*PROBLEM*. Identify and pull out each line of the entries in which "from" occurs.
# # # #
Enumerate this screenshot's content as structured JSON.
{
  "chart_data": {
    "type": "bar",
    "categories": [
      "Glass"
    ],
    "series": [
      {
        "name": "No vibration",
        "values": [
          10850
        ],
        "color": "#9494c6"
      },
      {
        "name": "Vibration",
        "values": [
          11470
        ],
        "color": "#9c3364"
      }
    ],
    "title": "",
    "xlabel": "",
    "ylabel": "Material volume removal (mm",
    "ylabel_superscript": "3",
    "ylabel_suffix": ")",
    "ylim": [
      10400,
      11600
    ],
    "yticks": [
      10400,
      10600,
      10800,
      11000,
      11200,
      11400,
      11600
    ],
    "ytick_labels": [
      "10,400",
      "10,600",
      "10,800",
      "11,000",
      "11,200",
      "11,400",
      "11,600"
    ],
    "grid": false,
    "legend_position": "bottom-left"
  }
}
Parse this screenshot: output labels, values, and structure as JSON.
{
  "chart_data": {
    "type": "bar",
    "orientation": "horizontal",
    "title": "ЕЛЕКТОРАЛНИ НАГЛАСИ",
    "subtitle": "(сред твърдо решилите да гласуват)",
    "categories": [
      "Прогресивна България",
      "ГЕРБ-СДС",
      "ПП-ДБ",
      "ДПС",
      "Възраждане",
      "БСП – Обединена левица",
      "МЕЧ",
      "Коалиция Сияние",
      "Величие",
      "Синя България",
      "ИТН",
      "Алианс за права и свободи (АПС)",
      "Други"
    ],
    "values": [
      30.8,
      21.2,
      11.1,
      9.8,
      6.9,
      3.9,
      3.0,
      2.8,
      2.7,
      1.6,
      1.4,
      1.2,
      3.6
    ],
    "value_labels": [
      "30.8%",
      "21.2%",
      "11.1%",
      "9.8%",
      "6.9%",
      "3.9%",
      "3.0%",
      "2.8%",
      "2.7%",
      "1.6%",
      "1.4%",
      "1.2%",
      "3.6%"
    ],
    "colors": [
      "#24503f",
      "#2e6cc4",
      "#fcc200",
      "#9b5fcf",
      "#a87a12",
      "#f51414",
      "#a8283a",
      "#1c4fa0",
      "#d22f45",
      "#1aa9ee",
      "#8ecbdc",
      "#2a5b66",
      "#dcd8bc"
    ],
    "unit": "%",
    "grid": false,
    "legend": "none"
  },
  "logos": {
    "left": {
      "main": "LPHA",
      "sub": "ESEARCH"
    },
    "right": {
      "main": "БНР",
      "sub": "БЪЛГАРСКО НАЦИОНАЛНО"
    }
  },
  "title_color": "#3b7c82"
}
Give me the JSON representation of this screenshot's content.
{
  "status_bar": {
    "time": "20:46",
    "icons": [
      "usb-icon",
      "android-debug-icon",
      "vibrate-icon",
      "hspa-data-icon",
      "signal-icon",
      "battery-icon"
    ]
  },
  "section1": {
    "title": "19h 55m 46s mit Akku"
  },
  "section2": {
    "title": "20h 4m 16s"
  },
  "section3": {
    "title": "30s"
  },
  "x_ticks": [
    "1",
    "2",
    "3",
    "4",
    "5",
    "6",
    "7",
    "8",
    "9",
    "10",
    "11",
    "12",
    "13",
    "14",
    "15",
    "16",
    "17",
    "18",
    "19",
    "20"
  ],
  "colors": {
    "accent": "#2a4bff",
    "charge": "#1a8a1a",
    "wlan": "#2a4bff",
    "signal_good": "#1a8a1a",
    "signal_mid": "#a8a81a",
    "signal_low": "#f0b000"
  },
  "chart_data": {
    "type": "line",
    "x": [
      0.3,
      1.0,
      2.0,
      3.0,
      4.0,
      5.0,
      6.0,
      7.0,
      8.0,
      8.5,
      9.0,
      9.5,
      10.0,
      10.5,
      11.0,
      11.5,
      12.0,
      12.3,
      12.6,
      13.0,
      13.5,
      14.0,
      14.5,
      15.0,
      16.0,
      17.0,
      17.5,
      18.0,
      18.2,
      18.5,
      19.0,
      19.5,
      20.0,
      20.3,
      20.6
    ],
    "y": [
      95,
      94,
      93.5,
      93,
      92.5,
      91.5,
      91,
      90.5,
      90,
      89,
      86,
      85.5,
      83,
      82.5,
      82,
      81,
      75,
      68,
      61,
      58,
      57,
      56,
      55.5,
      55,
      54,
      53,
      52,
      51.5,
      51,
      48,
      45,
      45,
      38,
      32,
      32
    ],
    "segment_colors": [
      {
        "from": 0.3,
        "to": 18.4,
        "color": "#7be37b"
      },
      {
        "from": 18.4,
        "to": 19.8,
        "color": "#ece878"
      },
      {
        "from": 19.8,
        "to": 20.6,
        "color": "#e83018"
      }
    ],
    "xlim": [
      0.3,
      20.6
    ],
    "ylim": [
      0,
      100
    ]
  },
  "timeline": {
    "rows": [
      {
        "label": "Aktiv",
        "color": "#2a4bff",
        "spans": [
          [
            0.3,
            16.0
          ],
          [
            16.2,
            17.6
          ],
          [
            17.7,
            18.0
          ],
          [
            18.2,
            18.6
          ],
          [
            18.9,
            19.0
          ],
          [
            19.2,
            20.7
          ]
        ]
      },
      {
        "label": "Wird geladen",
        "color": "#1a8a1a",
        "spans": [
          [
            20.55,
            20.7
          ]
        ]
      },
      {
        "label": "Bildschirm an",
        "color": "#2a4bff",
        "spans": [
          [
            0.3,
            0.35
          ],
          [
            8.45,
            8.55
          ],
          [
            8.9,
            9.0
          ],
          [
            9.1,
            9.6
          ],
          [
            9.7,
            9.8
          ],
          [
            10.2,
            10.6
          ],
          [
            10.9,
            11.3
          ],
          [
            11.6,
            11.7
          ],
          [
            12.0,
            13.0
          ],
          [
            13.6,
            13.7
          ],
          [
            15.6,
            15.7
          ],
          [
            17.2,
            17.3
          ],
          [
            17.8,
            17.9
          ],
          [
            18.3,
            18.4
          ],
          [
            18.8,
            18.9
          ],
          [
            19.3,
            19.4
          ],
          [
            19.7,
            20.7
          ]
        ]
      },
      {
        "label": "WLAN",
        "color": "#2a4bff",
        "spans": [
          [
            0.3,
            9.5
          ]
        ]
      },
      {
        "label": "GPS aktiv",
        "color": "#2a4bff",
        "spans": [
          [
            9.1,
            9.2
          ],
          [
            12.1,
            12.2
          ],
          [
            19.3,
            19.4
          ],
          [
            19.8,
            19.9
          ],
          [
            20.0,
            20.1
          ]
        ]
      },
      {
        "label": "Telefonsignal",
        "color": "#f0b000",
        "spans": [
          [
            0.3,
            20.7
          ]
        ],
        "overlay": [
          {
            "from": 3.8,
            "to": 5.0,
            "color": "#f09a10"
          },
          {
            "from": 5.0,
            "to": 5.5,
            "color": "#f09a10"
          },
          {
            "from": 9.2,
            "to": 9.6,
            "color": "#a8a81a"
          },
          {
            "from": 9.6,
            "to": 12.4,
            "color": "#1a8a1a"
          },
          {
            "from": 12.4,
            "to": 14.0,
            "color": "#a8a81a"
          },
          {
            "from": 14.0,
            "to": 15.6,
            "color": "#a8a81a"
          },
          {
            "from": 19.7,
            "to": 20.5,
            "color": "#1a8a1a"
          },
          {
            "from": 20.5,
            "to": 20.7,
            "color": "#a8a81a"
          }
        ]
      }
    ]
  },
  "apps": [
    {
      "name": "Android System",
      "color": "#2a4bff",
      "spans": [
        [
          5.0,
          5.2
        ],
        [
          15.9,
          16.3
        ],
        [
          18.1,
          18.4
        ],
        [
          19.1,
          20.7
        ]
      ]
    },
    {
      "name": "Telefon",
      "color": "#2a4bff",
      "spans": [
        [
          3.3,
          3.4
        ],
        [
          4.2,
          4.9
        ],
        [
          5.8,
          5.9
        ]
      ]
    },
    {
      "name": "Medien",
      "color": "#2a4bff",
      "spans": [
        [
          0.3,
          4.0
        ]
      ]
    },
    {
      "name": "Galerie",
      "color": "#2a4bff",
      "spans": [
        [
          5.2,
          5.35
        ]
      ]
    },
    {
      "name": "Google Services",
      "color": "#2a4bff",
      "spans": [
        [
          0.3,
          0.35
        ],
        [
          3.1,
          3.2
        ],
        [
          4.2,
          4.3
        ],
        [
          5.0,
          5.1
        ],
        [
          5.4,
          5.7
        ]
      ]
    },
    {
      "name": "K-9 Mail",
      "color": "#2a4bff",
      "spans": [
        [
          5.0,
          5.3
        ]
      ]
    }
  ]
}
# # # #
*RESULT FOR THIS EXERCISE*.
        "from": 0.3,
        "from": 18.4,
        "from": 19.8,
            "from": 3.8,
            "from": 5.0,
            "from": 9.2,
            "from": 9.6,
            "from": 12.4,
            "from": 14.0,
            "from": 19.7,
            "from": 20.5,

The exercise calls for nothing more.